(Excerpts from a figure dataset)
----

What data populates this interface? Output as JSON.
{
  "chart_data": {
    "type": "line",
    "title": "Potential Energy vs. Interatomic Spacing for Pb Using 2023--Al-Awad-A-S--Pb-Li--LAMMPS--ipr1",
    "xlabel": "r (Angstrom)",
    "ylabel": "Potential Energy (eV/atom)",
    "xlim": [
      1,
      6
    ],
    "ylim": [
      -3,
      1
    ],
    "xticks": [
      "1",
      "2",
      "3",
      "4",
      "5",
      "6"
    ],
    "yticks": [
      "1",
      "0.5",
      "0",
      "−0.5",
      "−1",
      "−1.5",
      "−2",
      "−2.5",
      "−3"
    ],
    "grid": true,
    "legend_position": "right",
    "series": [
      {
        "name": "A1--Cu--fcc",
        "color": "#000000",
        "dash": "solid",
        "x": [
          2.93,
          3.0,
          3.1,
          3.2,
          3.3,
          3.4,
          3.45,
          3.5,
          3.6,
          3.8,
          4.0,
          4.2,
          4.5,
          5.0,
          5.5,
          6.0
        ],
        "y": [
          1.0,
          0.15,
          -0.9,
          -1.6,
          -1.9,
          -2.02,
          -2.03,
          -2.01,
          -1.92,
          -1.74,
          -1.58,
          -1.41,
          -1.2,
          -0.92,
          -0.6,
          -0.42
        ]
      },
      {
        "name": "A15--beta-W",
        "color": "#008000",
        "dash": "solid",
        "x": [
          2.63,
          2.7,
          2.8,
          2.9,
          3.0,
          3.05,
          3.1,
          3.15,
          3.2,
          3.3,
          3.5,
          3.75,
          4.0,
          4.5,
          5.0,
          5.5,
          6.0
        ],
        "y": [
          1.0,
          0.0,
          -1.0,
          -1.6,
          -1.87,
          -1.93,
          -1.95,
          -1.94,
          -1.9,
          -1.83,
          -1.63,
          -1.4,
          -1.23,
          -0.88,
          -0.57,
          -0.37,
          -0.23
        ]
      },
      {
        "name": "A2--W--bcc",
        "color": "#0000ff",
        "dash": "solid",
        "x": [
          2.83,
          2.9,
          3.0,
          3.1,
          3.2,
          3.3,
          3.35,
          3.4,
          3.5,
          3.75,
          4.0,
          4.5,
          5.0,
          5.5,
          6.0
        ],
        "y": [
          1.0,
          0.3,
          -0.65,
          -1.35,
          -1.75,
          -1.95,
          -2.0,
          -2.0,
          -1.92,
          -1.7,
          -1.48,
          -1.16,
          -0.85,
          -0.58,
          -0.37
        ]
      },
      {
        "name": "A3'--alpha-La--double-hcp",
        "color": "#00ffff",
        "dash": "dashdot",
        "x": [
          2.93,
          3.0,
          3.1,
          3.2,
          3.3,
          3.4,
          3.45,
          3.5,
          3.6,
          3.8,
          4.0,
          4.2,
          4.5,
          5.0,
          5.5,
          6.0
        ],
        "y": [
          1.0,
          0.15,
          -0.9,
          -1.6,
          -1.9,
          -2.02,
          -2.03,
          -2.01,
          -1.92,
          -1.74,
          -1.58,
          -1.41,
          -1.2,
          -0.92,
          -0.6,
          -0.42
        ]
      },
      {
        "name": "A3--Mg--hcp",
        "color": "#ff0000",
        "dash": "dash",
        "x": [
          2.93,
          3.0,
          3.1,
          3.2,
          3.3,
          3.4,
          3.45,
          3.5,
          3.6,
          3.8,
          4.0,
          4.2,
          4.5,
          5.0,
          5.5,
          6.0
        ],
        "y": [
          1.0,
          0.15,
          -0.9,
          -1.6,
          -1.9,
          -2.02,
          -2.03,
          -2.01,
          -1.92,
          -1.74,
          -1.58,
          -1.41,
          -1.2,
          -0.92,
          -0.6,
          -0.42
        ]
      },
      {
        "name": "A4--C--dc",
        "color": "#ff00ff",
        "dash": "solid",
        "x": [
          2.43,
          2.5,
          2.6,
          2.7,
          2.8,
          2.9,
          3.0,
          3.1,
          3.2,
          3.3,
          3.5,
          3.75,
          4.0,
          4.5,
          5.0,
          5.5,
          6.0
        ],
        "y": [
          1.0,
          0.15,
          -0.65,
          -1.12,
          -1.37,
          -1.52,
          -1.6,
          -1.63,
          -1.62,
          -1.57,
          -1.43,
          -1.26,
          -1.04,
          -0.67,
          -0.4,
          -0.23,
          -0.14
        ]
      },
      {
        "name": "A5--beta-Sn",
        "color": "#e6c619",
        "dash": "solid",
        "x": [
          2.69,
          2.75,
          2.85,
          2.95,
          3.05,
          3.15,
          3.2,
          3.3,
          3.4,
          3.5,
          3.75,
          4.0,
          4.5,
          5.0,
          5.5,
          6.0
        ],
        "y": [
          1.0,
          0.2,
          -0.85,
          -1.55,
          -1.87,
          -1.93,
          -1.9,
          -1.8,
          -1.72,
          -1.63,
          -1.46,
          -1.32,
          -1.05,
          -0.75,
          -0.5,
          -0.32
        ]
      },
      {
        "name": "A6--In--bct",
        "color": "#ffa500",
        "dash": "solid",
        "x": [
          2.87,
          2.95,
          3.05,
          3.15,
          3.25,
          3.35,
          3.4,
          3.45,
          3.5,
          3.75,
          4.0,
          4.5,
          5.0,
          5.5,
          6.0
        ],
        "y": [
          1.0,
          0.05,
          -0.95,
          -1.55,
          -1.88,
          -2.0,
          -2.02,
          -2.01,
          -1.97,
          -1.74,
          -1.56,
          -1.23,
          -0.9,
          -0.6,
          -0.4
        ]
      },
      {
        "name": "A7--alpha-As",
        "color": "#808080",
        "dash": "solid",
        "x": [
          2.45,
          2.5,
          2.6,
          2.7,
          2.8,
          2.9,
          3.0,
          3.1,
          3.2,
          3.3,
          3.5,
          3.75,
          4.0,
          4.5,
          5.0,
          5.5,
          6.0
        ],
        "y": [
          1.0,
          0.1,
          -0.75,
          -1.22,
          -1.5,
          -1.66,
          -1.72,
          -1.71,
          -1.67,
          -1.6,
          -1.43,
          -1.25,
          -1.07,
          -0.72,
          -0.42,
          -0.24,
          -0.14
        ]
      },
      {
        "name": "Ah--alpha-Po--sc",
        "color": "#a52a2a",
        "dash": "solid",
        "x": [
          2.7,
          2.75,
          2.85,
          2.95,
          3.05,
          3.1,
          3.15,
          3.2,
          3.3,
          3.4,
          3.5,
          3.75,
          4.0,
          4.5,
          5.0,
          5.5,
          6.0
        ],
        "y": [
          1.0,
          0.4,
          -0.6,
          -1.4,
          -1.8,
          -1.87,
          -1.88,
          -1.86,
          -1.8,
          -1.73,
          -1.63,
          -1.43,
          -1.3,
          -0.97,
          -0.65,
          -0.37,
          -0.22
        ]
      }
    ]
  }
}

----

Using the data above, return each line exactly as written.

● **Task answer**:
What data populates this interface? Output as JSON.
{
  "chart_data": {
    "type": "line",
    "title": "Potential Energy vs. Interatomic Spacing for Pb Using 2023--Al-Awad-A-S--Pb-Li--LAMMPS--ipr1",
    "xlabel": "r (Angstrom)",
    "ylabel": "Potential Energy (eV/atom)",
    "xlim": [
      1,
      6
    ],
    "ylim": [
      -3,
      1
    ],
    "xticks": [
      "1",
      "2",
      "3",
      "4",
      "5",
      "6"
    ],
    "yticks": [
      "1",
      "0.5",
      "0",
      "−0.5",
      "−1",
      "−1.5",
      "−2",
      "−2.5",
      "−3"
    ],
    "grid": true,
    "legend_position": "right",
    "series": [
      {
        "name": "A1--Cu--fcc",
        "color": "#000000",
        "dash": "solid",
        "x": [
          2.93,
          3.0,
          3.1,
          3.2,
          3.3,
          3.4,
          3.45,
          3.5,
          3.6,
          3.8,
          4.0,
          4.2,
          4.5,
          5.0,
          5.5,
          6.0
        ],
        "y": [
          1.0,
          0.15,
          -0.9,
          -1.6,
          -1.9,
          -2.02,
          -2.03,
          -2.01,
          -1.92,
          -1.74,
          -1.58,
          -1.41,
          -1.2,
          -0.92,
          -0.6,
          -0.42
        ]
      },
      {
        "name": "A15--beta-W",
        "color": "#008000",
        "dash": "solid",
        "x": [
          2.63,
          2.7,
          2.8,
          2.9,
          3.0,
          3.05,
          3.1,
          3.15,
          3.2,
          3.3,
          3.5,
          3.75,
          4.0,
          4.5,
          5.0,
          5.5,
          6.0
        ],
        "y": [
          1.0,
          0.0,
          -1.0,
          -1.6,
          -1.87,
          -1.93,
          -1.95,
          -1.94,
          -1.9,
          -1.83,
          -1.63,
          -1.4,
          -1.23,
          -0.88,
          -0.57,
          -0.37,
          -0.23
        ]
      },
      {
        "name": "A2--W--bcc",
        "color": "#0000ff",
        "dash": "solid",
        "x": [
          2.83,
          2.9,
          3.0,
          3.1,
          3.2,
          3.3,
          3.35,
          3.4,
          3.5,
          3.75,
          4.0,
          4.5,
          5.0,
          5.5,
          6.0
        ],
        "y": [
          1.0,
          0.3,
          -0.65,
          -1.35,
          -1.75,
          -1.95,
          -2.0,
          -2.0,
          -1.92,
          -1.7,
          -1.48,
          -1.16,
          -0.85,
          -0.58,
          -0.37
        ]
      },
      {
        "name": "A3'--alpha-La--double-hcp",
        "color": "#00ffff",
        "dash": "dashdot",
        "x": [
          2.93,
          3.0,
          3.1,
          3.2,
          3.3,
          3.4,
          3.45,
          3.5,
          3.6,
          3.8,
          4.0,
          4.2,
          4.5,
          5.0,
          5.5,
          6.0
        ],
        "y": [
          1.0,
          0.15,
          -0.9,
          -1.6,
          -1.9,
          -2.02,
          -2.03,
          -2.01,
          -1.92,
          -1.74,
          -1.58,
          -1.41,
          -1.2,
          -0.92,
          -0.6,
          -0.42
        ]
      },
      {
        "name": "A3--Mg--hcp",
        "color": "#ff0000",
        "dash": "dash",
        "x": [
          2.93,
          3.0,
          3.1,
          3.2,
          3.3,
          3.4,
          3.45,
          3.5,
          3.6,
          3.8,
          4.0,
          4.2,
          4.5,
          5.0,
          5.5,
          6.0
        ],
        "y": [
          1.0,
          0.15,
          -0.9,
          -1.6,
          -1.9,
          -2.02,
          -2.03,
          -2.01,
          -1.92,
          -1.74,
          -1.58,
          -1.41,
          -1.2,
          -0.92,
          -0.6,
          -0.42
        ]
      },
      {
        "name": "A4--C--dc",
        "color": "#ff00ff",
        "dash": "solid",
        "x": [
          2.43,
          2.5,
          2.6,
          2.7,
          2.8,
          2.9,
          3.0,
          3.1,
          3.2,
          3.3,
          3.5,
          3.75,
          4.0,
          4.5,
          5.0,
          5.5,
          6.0
        ],
        "y": [
          1.0,
          0.15,
          -0.65,
          -1.12,
          -1.37,
          -1.52,
          -1.6,
          -1.63,
          -1.62,
          -1.57,
          -1.43,
          -1.26,
          -1.04,
          -0.67,
          -0.4,
          -0.23,
          -0.14
        ]
      },
      {
        "name": "A5--beta-Sn",
        "color": "#e6c619",
        "dash": "solid",
        "x": [
          2.69,
          2.75,
          2.85,
          2.95,
          3.05,
          3.15,
          3.2,
          3.3,
          3.4,
          3.5,
          3.75,
          4.0,
          4.5,
          5.0,
          5.5,
          6.0
        ],
        "y": [
          1.0,
          0.2,
          -0.85,
          -1.55,
          -1.87,
          -1.93,
          -1.9,
          -1.8,
          -1.72,
          -1.63,
          -1.46,
          -1.32,
          -1.05,
          -0.75,
          -0.5,
          -0.32
        ]
      },
      {
        "name": "A6--In--bct",
        "color": "#ffa500",
        "dash": "solid",
        "x": [
          2.87,
          2.95,
          3.05,
          3.15,
          3.25,
          3.35,
          3.4,
          3.45,
          3.5,
          3.75,
          4.0,
          4.5,
          5.0,
          5.5,
          6.0
        ],
        "y": [
          1.0,
          0.05,
          -0.95,
          -1.55,
          -1.88,
          -2.0,
          -2.02,
          -2.01,
          -1.97,
          -1.74,
          -1.56,
          -1.23,
          -0.9,
          -0.6,
          -0.4
        ]
      },
      {
        "name": "A7--alpha-As",
        "color": "#808080",
        "dash": "solid",
        "x": [
          2.45,
          2.5,
          2.6,
          2.7,
          2.8,
          2.9,
          3.0,
          3.1,
          3.2,
          3.3,
          3.5,
          3.75,
          4.0,
          4.5,
          5.0,
          5.5,
          6.0
        ],
        "y": [
          1.0,
          0.1,
          -0.75,
          -1.22,
          -1.5,
          -1.66,
          -1.72,
          -1.71,
          -1.67,
          -1.6,
          -1.43,
          -1.25,
          -1.07,
          -0.72,
          -0.42,
          -0.24,
          -0.14
        ]
      },
      {
        "name": "Ah--alpha-Po--sc",
        "color": "#a52a2a",
        "dash": "solid",
        "x": [
          2.7,
          2.75,
          2.85,
          2.95,
          3.05,
          3.1,
          3.15,
          3.2,
          3.3,
          3.4,
          3.5,
          3.75,
          4.0,
          4.5,
          5.0,
          5.5,
          6.0
        ],
        "y": [
          1.0,
          0.4,
          -0.6,
          -1.4,
          -1.8,
          -1.87,
          -1.88,
          -1.86,
          -1.8,
          -1.73,
          -1.63,
          -1.43,
          -1.3,
          -0.97,
          -0.65,
          -0.37,
          -0.22
        ]
      }
    ]
  }
}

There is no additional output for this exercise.